# PROBLEM
Starting at the line with "Give me a plain-text" in it, reproduce each line below through the last one, exactly, and include nothing else.
----- DATA TO PROCESS
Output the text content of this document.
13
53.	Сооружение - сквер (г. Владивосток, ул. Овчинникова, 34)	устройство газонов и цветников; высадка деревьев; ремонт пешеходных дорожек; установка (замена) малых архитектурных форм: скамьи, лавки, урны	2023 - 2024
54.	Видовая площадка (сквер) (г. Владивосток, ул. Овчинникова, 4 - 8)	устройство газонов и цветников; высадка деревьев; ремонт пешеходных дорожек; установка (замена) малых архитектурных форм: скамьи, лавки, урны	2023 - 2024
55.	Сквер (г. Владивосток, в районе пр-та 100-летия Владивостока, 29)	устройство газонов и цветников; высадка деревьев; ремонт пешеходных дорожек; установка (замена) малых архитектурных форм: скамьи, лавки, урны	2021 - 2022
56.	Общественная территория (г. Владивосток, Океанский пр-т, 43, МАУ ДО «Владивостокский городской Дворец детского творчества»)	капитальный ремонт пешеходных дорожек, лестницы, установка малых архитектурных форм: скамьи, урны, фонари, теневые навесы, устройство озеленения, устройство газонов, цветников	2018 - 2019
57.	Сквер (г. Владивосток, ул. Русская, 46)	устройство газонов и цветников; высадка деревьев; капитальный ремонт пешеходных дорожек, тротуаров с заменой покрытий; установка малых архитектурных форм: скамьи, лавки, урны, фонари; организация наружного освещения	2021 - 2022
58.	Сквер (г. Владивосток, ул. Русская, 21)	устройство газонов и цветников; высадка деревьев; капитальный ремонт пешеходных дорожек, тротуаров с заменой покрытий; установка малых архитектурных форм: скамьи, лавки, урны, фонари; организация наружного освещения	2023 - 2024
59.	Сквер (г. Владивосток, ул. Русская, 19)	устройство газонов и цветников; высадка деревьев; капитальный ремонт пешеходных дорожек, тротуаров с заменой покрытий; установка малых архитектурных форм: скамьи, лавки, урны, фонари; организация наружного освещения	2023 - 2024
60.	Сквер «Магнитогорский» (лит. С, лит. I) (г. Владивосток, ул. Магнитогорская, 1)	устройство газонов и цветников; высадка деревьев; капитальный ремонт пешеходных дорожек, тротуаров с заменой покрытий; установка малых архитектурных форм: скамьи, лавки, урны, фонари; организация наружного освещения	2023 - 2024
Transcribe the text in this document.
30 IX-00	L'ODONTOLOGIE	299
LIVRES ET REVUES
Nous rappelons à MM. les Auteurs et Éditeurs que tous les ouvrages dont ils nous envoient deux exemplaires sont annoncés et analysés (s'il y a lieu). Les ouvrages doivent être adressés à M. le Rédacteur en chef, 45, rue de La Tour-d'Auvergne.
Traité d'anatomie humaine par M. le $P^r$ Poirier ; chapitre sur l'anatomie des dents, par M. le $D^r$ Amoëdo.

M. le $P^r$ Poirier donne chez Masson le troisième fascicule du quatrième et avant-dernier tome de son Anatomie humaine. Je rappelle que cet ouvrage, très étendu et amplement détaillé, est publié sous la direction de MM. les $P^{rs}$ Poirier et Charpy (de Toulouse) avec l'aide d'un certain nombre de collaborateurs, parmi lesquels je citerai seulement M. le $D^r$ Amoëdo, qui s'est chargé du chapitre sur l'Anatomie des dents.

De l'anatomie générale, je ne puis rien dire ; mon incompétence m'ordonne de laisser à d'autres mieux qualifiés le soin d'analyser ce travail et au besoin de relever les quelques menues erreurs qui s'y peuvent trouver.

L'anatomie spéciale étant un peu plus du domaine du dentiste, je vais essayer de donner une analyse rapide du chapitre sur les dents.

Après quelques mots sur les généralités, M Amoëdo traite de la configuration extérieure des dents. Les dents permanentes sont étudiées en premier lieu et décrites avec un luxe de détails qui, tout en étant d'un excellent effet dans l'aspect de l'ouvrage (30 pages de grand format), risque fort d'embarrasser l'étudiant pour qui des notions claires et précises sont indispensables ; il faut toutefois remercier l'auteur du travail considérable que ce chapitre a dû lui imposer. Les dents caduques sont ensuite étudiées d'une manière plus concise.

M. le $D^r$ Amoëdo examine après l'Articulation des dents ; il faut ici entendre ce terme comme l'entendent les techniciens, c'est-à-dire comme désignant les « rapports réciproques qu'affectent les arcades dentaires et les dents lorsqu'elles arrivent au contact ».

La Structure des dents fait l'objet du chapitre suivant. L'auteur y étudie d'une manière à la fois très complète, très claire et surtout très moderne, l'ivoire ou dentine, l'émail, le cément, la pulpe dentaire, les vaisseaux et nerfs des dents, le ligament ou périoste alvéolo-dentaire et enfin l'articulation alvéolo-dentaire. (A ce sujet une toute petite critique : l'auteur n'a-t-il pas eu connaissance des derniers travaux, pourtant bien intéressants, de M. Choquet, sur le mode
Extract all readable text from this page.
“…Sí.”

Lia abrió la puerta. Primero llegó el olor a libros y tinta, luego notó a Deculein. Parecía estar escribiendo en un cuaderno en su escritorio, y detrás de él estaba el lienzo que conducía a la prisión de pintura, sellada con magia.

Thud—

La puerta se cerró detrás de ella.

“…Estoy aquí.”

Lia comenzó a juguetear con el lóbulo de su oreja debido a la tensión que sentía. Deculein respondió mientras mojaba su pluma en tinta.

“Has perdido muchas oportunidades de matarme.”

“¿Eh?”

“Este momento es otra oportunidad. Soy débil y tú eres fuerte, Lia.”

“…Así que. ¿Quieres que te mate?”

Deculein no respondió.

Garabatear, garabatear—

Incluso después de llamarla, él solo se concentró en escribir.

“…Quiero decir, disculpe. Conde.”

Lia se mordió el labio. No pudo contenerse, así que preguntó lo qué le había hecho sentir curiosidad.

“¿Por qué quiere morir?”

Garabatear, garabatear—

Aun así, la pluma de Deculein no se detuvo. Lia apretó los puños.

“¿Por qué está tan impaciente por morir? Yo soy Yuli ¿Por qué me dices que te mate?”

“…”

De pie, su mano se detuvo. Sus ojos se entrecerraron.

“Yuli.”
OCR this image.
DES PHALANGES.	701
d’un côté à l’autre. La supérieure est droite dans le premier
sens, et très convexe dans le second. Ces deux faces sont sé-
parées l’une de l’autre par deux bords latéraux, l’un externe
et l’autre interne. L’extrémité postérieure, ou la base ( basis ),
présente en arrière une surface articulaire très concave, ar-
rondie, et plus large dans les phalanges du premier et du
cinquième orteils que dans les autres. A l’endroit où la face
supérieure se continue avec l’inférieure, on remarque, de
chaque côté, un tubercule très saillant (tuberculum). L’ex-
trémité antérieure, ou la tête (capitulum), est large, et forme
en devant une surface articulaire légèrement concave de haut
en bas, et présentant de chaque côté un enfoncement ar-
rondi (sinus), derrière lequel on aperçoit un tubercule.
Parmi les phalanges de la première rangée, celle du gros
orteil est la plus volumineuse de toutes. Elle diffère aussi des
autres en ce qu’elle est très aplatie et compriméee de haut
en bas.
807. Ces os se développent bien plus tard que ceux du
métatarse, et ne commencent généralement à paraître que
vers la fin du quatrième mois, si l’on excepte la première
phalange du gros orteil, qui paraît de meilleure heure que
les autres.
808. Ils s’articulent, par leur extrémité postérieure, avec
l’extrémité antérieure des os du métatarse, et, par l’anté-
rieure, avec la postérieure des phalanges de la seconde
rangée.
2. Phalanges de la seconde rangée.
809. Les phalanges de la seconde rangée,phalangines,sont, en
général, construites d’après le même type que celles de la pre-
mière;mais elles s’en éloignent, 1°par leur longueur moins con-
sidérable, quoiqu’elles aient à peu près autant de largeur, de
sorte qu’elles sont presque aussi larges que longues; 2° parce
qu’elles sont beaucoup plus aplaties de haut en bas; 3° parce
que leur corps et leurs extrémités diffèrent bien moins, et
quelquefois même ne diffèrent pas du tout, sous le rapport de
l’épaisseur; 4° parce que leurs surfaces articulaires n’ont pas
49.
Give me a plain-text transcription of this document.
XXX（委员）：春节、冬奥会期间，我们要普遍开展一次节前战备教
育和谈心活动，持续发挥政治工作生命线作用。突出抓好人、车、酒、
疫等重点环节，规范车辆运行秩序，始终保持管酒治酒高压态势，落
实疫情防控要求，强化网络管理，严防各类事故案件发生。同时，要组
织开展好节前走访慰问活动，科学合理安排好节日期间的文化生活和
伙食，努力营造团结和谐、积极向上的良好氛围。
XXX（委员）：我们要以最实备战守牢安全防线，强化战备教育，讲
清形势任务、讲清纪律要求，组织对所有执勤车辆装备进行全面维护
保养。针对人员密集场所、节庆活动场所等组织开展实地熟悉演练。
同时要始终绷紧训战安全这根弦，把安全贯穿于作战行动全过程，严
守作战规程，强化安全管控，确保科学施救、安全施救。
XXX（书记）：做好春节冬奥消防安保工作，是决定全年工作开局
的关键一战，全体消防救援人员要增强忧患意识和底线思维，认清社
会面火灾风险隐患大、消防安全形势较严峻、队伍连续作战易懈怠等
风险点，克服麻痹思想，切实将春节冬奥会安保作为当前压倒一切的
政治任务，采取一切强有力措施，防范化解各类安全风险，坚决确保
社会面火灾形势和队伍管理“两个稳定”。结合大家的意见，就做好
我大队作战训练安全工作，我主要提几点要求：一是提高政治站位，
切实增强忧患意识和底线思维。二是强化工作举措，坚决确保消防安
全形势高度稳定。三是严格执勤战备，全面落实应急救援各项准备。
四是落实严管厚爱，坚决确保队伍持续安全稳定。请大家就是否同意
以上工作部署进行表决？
----------
# WRITTEN SOLUTION
Give me a plain-text transcription of this document.
XXX（委员）：春节、冬奥会期间，我们要普遍开展一次节前战备教
育和谈心活动，持续发挥政治工作生命线作用。突出抓好人、车、酒、
疫等重点环节，规范车辆运行秩序，始终保持管酒治酒高压态势，落
实疫情防控要求，强化网络管理，严防各类事故案件发生。同时，要组
织开展好节前走访慰问活动，科学合理安排好节日期间的文化生活和
伙食，努力营造团结和谐、积极向上的良好氛围。
XXX（委员）：我们要以最实备战守牢安全防线，强化战备教育，讲
清形势任务、讲清纪律要求，组织对所有执勤车辆装备进行全面维护
保养。针对人员密集场所、节庆活动场所等组织开展实地熟悉演练。
同时要始终绷紧训战安全这根弦，把安全贯穿于作战行动全过程，严
守作战规程，强化安全管控，确保科学施救、安全施救。
XXX（书记）：做好春节冬奥消防安保工作，是决定全年工作开局
的关键一战，全体消防救援人员要增强忧患意识和底线思维，认清社
会面火灾风险隐患大、消防安全形势较严峻、队伍连续作战易懈怠等
风险点，克服麻痹思想，切实将春节冬奥会安保作为当前压倒一切的
政治任务，采取一切强有力措施，防范化解各类安全风险，坚决确保
社会面火灾形势和队伍管理“两个稳定”。结合大家的意见，就做好
我大队作战训练安全工作，我主要提几点要求：一是提高政治站位，
切实增强忧患意识和底线思维。二是强化工作举措，坚决确保消防安
全形势高度稳定。三是严格执勤战备，全面落实应急救援各项准备。
四是落实严管厚爱，坚决确保队伍持续安全稳定。请大家就是否同意
以上工作部署进行表决？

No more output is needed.